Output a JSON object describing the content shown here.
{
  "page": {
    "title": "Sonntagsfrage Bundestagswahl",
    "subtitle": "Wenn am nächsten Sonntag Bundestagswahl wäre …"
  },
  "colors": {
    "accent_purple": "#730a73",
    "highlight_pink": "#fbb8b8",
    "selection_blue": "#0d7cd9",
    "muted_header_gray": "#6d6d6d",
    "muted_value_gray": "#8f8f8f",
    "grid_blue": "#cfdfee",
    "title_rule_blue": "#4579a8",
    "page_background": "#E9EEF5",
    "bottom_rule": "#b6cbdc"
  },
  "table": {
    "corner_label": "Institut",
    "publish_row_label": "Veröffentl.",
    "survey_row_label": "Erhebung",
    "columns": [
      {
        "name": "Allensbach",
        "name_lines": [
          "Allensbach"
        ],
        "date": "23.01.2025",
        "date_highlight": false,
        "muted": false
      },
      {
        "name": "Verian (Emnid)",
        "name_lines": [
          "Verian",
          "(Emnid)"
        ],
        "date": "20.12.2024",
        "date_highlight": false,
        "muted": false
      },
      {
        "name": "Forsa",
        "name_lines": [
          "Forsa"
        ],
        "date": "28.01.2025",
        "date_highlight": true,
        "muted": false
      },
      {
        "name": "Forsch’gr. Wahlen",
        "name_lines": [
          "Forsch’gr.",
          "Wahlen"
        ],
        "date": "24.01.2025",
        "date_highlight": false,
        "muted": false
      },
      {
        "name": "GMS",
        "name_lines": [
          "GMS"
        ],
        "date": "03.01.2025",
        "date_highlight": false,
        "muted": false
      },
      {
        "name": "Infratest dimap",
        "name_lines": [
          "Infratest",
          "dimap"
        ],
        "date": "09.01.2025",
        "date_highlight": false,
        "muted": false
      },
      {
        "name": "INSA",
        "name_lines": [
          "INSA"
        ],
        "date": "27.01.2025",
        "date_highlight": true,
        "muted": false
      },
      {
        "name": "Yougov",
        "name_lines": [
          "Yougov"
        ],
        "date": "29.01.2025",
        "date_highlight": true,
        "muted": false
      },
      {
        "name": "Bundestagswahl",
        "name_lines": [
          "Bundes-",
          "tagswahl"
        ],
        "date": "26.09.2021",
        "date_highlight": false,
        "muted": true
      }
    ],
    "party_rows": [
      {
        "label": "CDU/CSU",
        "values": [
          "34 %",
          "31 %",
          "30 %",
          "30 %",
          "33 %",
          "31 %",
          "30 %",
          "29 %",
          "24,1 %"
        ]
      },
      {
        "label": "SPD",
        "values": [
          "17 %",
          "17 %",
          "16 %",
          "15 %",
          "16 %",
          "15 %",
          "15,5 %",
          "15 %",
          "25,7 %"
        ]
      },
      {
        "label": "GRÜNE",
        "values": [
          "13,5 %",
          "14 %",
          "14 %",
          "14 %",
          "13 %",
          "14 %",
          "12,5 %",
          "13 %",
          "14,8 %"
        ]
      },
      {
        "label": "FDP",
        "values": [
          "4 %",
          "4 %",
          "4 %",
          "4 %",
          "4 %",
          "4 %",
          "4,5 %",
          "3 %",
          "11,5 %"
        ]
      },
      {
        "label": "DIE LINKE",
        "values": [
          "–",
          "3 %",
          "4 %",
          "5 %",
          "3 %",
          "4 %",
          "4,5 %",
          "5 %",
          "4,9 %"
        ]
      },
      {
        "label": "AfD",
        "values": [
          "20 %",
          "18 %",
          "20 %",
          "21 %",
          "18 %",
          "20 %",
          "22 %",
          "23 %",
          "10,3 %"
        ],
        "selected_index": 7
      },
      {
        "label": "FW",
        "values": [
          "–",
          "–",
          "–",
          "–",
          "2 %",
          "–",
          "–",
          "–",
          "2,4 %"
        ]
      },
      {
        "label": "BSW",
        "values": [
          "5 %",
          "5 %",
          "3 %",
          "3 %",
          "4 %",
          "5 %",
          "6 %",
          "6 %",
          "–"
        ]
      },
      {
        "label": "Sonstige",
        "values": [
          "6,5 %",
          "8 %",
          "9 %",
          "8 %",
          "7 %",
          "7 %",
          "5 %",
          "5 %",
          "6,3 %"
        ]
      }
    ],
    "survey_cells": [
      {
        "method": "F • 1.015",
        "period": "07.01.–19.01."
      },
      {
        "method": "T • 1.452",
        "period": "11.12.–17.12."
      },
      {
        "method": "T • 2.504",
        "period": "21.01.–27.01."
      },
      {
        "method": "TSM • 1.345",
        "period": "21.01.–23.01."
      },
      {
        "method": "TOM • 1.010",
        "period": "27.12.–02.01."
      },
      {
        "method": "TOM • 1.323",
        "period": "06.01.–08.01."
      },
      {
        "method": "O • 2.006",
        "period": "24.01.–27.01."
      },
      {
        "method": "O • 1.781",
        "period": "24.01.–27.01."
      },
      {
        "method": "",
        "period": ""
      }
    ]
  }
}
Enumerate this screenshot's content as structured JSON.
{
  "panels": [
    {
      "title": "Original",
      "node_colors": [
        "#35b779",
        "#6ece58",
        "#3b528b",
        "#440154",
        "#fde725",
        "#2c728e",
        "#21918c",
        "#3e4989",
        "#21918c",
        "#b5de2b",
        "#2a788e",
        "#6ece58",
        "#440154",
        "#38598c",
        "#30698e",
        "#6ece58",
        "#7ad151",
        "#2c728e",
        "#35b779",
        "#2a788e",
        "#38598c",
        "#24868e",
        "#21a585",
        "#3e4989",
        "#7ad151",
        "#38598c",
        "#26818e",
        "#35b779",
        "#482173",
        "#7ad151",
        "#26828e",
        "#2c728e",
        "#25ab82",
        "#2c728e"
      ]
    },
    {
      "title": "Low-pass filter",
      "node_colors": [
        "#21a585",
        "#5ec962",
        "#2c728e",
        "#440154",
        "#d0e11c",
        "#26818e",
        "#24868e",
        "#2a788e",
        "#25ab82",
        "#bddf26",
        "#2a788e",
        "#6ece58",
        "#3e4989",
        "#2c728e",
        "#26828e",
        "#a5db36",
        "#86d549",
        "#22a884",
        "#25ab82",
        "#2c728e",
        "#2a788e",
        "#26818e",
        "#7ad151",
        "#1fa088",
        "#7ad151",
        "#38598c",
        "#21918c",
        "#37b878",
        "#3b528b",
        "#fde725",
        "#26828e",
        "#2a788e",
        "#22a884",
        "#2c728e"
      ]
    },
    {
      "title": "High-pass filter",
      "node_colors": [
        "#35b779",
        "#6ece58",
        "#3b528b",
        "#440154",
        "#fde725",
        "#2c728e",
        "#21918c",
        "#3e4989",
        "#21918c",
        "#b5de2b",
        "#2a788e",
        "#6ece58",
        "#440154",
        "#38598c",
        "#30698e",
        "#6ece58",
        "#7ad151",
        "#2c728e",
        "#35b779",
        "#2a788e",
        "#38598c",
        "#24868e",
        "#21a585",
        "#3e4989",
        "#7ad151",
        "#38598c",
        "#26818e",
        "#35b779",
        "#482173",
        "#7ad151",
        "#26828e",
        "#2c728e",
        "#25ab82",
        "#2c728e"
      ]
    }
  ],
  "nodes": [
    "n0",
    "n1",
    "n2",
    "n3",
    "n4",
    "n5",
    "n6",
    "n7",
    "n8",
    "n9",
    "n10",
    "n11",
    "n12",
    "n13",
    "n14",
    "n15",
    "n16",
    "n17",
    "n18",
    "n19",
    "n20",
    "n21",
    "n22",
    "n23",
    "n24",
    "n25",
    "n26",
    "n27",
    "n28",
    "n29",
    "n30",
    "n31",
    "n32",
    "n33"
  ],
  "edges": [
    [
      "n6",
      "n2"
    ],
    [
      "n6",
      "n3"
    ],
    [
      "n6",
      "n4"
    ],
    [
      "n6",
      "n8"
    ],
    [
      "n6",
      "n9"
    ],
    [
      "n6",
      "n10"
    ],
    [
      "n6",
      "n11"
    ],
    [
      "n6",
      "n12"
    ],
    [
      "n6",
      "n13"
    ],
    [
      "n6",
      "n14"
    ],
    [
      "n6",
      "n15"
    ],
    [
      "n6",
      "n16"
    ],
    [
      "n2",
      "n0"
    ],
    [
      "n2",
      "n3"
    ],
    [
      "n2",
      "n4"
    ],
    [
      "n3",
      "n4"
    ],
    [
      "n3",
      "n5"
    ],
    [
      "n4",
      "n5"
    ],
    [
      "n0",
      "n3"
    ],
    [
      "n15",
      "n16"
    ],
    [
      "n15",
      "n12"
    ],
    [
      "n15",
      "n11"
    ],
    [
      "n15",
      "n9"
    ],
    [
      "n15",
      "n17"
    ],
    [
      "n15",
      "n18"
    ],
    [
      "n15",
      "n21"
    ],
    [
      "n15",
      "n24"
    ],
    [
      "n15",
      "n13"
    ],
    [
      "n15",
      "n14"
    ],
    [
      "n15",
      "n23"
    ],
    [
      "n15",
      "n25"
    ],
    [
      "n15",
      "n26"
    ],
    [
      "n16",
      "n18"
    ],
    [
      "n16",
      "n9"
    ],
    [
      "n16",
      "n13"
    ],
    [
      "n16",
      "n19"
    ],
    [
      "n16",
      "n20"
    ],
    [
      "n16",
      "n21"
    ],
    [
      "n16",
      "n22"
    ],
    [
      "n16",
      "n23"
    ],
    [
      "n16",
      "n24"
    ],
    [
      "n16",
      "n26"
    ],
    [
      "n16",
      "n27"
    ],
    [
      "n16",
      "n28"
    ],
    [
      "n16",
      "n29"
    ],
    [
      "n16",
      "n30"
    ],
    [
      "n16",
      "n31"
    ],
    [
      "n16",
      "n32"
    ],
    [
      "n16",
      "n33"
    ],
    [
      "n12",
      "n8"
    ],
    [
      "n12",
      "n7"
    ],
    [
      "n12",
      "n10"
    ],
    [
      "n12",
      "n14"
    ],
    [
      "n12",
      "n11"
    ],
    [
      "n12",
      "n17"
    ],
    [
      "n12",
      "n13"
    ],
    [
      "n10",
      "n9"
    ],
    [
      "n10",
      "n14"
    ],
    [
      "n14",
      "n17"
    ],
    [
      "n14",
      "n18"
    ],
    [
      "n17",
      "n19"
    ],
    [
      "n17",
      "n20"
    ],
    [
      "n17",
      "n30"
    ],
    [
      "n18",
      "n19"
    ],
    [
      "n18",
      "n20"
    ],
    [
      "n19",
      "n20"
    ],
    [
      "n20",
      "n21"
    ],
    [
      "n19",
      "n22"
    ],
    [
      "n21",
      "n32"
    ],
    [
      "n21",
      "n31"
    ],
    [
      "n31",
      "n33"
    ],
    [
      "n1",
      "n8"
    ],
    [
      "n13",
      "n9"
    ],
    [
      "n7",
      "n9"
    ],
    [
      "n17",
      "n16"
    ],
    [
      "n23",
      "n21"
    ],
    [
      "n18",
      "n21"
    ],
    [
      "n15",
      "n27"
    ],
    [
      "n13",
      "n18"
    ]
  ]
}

====

- CHALLENGE -
Of the lines in this data, how many contain "Bundestagswahl"? Reply with only the number.

- RESPONSE -
3